++++ Records to use

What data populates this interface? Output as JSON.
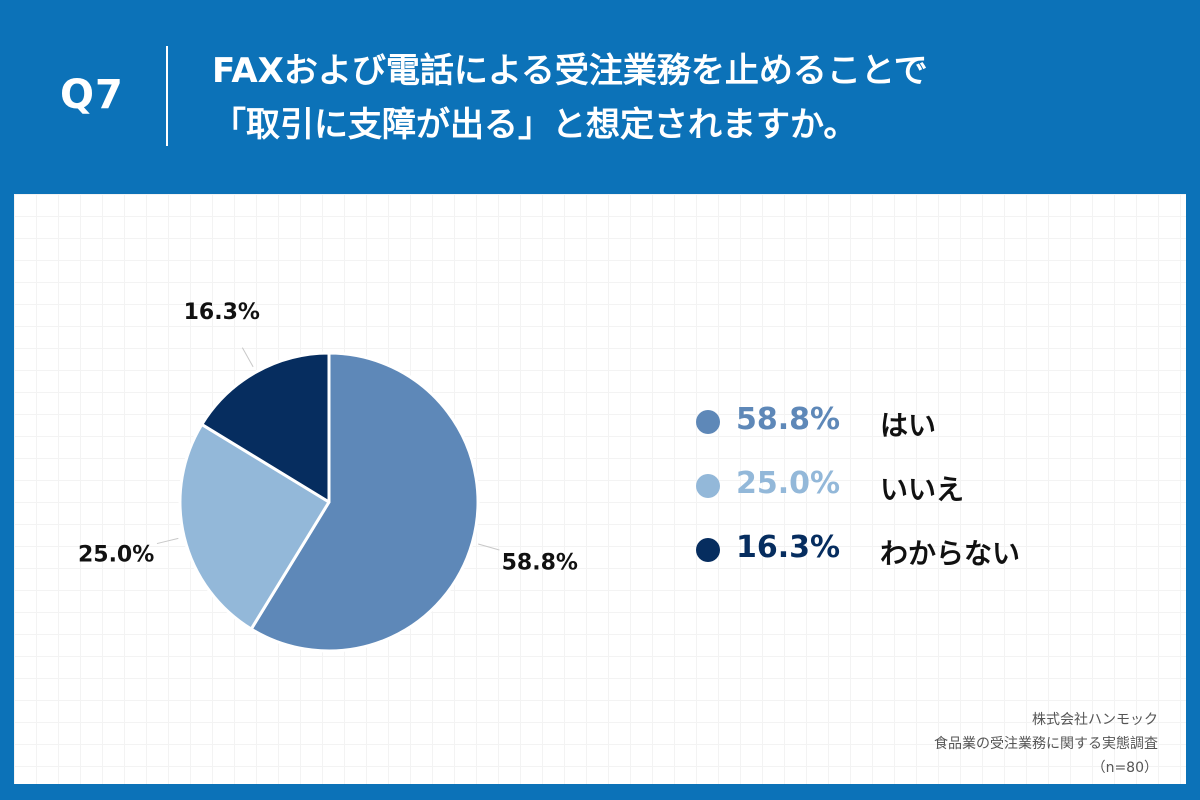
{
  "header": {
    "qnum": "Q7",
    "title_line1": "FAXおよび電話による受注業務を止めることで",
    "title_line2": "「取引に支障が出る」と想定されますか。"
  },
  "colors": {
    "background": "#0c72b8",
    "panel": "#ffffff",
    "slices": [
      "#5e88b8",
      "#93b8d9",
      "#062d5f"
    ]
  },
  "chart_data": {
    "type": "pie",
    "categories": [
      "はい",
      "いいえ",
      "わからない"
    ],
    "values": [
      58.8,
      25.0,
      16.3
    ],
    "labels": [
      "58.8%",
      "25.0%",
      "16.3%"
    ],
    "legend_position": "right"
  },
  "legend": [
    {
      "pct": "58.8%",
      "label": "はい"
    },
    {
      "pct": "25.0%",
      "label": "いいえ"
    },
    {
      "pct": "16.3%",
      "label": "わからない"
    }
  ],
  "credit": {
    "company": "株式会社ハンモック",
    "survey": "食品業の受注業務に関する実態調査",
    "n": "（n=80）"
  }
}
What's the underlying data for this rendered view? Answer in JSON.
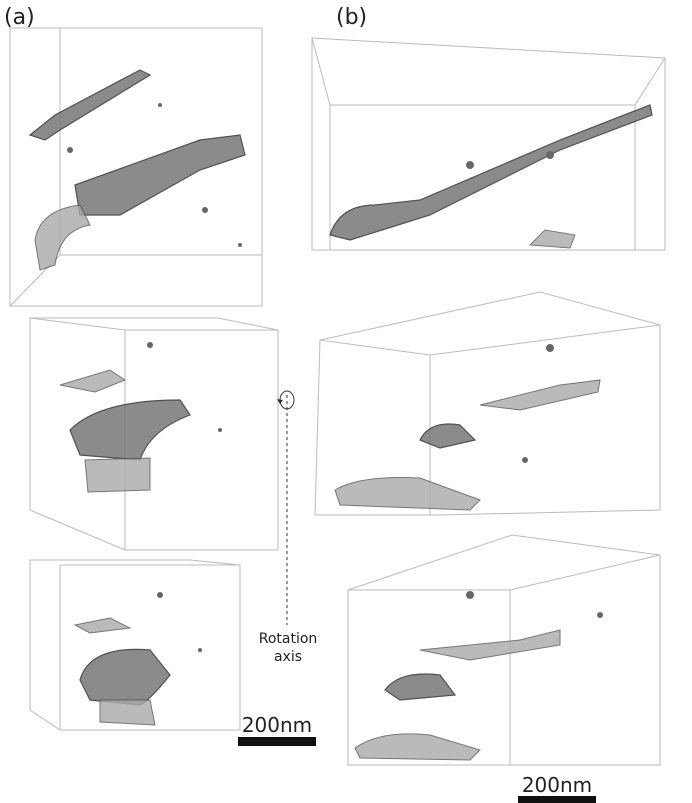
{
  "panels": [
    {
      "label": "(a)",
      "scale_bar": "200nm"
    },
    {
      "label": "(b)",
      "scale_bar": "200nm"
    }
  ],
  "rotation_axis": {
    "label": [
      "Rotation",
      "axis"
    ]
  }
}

++++++++
++++ Records to use

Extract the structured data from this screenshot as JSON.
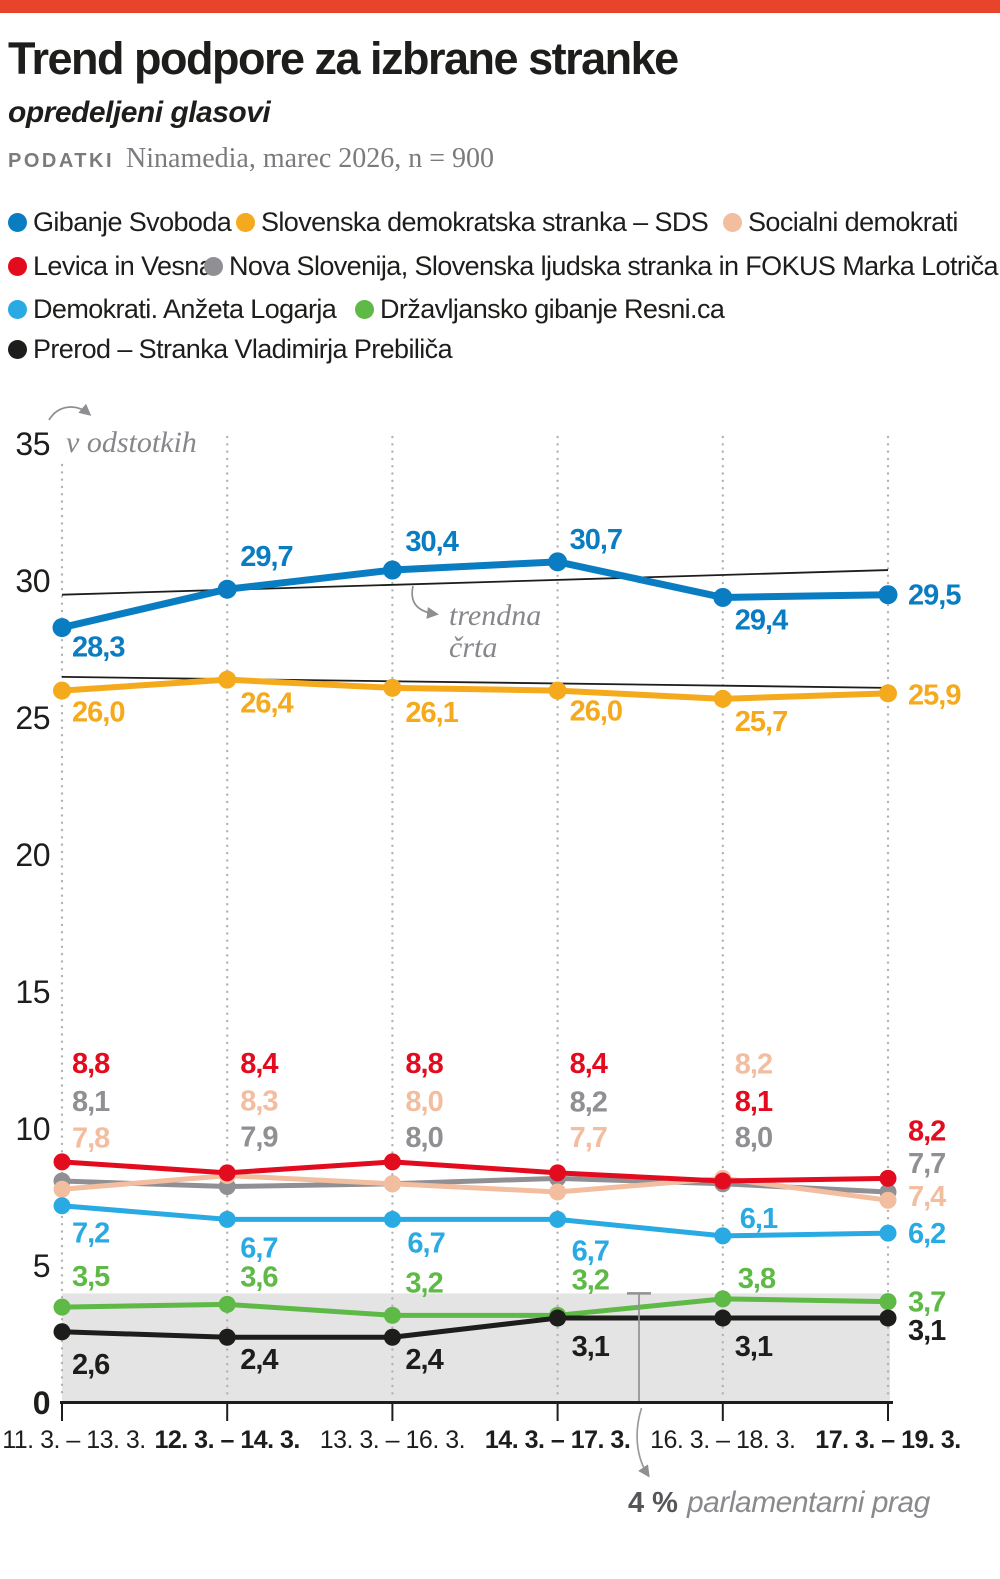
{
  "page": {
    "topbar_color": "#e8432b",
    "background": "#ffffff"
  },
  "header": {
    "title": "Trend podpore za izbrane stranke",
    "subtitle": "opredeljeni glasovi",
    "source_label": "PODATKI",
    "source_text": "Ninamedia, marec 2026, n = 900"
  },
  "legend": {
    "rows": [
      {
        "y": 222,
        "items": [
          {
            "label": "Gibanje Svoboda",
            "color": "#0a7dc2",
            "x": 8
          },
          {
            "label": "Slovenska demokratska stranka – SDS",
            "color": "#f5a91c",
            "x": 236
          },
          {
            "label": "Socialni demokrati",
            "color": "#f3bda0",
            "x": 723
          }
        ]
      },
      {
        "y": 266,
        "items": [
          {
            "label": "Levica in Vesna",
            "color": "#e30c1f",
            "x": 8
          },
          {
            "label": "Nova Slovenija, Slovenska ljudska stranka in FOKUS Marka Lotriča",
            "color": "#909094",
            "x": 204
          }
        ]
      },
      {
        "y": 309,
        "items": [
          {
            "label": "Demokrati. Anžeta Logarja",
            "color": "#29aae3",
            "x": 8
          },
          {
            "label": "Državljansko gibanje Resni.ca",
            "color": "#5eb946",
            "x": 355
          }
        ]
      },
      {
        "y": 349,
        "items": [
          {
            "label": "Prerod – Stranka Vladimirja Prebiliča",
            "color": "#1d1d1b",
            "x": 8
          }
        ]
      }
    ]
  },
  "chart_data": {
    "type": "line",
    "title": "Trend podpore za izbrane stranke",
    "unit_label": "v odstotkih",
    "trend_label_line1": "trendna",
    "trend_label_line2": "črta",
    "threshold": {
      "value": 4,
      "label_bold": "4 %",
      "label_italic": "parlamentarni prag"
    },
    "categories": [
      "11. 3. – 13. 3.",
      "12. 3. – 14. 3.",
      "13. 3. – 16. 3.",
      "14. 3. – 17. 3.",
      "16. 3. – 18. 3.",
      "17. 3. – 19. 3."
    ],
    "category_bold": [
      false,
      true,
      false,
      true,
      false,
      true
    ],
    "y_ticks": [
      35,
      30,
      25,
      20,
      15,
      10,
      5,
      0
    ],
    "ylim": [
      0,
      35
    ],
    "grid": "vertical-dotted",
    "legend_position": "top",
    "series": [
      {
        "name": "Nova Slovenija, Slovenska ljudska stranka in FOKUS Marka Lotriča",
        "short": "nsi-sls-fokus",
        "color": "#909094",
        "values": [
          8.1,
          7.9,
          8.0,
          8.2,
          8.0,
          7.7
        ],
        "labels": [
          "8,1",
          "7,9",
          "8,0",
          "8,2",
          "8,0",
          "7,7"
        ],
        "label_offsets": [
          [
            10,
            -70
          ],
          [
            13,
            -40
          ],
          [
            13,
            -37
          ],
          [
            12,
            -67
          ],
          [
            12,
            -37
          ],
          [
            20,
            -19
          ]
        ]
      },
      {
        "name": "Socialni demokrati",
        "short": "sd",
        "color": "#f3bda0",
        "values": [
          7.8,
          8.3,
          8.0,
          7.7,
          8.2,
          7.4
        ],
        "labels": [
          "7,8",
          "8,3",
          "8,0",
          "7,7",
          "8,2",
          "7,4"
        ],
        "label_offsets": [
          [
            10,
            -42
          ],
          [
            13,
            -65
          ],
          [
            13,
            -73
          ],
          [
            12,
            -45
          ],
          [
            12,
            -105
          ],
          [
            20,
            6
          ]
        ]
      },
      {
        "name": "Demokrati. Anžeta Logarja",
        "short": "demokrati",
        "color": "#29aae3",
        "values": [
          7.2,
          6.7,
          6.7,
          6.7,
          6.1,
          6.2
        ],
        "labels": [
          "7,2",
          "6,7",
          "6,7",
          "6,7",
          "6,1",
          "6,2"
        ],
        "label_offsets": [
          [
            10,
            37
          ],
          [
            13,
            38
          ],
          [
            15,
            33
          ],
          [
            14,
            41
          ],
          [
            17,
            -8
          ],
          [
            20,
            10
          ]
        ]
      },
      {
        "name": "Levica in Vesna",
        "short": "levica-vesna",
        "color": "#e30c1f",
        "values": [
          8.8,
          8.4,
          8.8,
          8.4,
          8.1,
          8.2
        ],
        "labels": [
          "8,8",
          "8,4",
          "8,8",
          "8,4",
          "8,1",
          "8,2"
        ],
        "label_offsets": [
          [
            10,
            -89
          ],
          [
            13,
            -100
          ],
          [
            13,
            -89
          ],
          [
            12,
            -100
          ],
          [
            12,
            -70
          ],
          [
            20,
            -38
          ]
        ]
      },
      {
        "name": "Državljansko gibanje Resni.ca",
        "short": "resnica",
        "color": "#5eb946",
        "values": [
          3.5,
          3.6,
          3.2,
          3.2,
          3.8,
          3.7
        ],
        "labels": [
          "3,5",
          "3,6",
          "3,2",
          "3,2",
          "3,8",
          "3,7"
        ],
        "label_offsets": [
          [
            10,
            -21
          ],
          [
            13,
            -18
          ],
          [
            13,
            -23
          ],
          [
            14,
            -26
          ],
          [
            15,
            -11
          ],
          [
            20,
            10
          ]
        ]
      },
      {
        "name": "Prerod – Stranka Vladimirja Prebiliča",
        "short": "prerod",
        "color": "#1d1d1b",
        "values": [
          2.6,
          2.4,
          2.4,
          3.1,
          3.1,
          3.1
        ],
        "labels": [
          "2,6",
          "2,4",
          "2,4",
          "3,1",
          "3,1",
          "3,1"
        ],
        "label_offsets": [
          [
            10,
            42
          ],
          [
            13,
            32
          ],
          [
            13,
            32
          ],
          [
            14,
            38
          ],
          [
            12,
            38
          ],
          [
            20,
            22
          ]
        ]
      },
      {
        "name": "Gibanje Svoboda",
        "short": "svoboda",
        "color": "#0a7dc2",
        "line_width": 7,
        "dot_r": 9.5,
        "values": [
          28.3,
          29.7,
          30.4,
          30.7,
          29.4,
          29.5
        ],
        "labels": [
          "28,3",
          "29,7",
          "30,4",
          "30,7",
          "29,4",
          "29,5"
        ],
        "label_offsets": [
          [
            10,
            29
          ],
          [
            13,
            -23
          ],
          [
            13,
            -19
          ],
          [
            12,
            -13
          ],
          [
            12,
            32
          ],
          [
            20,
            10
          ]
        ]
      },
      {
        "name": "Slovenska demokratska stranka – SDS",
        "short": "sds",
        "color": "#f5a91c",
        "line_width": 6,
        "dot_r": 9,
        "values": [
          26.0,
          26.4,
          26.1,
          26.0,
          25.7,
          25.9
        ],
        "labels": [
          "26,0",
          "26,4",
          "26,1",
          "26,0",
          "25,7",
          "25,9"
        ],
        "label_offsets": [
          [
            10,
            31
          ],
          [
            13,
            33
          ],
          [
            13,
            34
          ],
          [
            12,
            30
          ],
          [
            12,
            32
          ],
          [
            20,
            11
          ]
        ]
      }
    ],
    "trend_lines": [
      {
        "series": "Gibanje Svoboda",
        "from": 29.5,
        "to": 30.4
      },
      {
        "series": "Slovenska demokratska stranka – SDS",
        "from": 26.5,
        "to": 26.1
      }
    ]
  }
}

++++++++

Task to complete >> Copy each line that contains the word "Lotriča".

Response for this exercise >>
            "label": "Nova Slovenija, Slovenska ljudska stranka in FOKUS Marka Lotriča",
        "name": "Nova Slovenija, Slovenska ljudska stranka in FOKUS Marka Lotriča",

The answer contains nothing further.